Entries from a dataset
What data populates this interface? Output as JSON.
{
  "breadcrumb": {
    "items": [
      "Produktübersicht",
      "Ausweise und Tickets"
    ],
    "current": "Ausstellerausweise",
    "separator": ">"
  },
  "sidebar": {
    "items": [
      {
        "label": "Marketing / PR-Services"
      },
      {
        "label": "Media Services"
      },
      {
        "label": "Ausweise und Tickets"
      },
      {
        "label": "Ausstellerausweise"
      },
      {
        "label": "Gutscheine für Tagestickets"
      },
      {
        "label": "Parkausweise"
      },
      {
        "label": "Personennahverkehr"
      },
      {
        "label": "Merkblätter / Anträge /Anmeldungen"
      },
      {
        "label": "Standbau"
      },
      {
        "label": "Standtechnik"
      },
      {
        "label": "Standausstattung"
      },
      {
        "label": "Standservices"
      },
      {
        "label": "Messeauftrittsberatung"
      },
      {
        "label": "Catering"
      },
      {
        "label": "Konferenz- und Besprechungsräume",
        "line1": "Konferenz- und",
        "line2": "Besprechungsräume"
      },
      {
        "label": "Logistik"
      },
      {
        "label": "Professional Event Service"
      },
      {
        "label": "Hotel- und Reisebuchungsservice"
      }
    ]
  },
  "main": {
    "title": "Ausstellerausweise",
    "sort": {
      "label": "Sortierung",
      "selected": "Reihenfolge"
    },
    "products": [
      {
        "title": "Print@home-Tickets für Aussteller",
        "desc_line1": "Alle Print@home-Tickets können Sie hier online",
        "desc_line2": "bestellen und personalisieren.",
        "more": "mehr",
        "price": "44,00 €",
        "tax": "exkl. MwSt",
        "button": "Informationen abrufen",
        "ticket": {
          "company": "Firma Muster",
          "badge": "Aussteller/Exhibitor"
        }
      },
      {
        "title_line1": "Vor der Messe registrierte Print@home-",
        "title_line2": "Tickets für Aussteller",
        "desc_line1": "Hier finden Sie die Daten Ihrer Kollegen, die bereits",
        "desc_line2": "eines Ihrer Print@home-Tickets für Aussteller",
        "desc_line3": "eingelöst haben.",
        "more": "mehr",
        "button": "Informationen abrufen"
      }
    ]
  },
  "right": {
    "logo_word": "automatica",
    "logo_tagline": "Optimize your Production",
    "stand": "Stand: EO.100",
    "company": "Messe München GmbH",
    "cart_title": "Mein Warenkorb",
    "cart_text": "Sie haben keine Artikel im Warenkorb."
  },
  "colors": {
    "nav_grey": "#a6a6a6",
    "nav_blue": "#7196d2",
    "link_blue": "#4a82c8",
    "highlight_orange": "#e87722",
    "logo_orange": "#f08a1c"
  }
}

▶ [Stated exercise]
Every line above should be retyped exactly as given.

▶ [Expected answer]
What data populates this interface? Output as JSON.
{
  "breadcrumb": {
    "items": [
      "Produktübersicht",
      "Ausweise und Tickets"
    ],
    "current": "Ausstellerausweise",
    "separator": ">"
  },
  "sidebar": {
    "items": [
      {
        "label": "Marketing / PR-Services"
      },
      {
        "label": "Media Services"
      },
      {
        "label": "Ausweise und Tickets"
      },
      {
        "label": "Ausstellerausweise"
      },
      {
        "label": "Gutscheine für Tagestickets"
      },
      {
        "label": "Parkausweise"
      },
      {
        "label": "Personennahverkehr"
      },
      {
        "label": "Merkblätter / Anträge /Anmeldungen"
      },
      {
        "label": "Standbau"
      },
      {
        "label": "Standtechnik"
      },
      {
        "label": "Standausstattung"
      },
      {
        "label": "Standservices"
      },
      {
        "label": "Messeauftrittsberatung"
      },
      {
        "label": "Catering"
      },
      {
        "label": "Konferenz- und Besprechungsräume",
        "line1": "Konferenz- und",
        "line2": "Besprechungsräume"
      },
      {
        "label": "Logistik"
      },
      {
        "label": "Professional Event Service"
      },
      {
        "label": "Hotel- und Reisebuchungsservice"
      }
    ]
  },
  "main": {
    "title": "Ausstellerausweise",
    "sort": {
      "label": "Sortierung",
      "selected": "Reihenfolge"
    },
    "products": [
      {
        "title": "Print@home-Tickets für Aussteller",
        "desc_line1": "Alle Print@home-Tickets können Sie hier online",
        "desc_line2": "bestellen und personalisieren.",
        "more": "mehr",
        "price": "44,00 €",
        "tax": "exkl. MwSt",
        "button": "Informationen abrufen",
        "ticket": {
          "company": "Firma Muster",
          "badge": "Aussteller/Exhibitor"
        }
      },
      {
        "title_line1": "Vor der Messe registrierte Print@home-",
        "title_line2": "Tickets für Aussteller",
        "desc_line1": "Hier finden Sie die Daten Ihrer Kollegen, die bereits",
        "desc_line2": "eines Ihrer Print@home-Tickets für Aussteller",
        "desc_line3": "eingelöst haben.",
        "more": "mehr",
        "button": "Informationen abrufen"
      }
    ]
  },
  "right": {
    "logo_word": "automatica",
    "logo_tagline": "Optimize your Production",
    "stand": "Stand: EO.100",
    "company": "Messe München GmbH",
    "cart_title": "Mein Warenkorb",
    "cart_text": "Sie haben keine Artikel im Warenkorb."
  },
  "colors": {
    "nav_grey": "#a6a6a6",
    "nav_blue": "#7196d2",
    "link_blue": "#4a82c8",
    "highlight_orange": "#e87722",
    "logo_orange": "#f08a1c"
  }
}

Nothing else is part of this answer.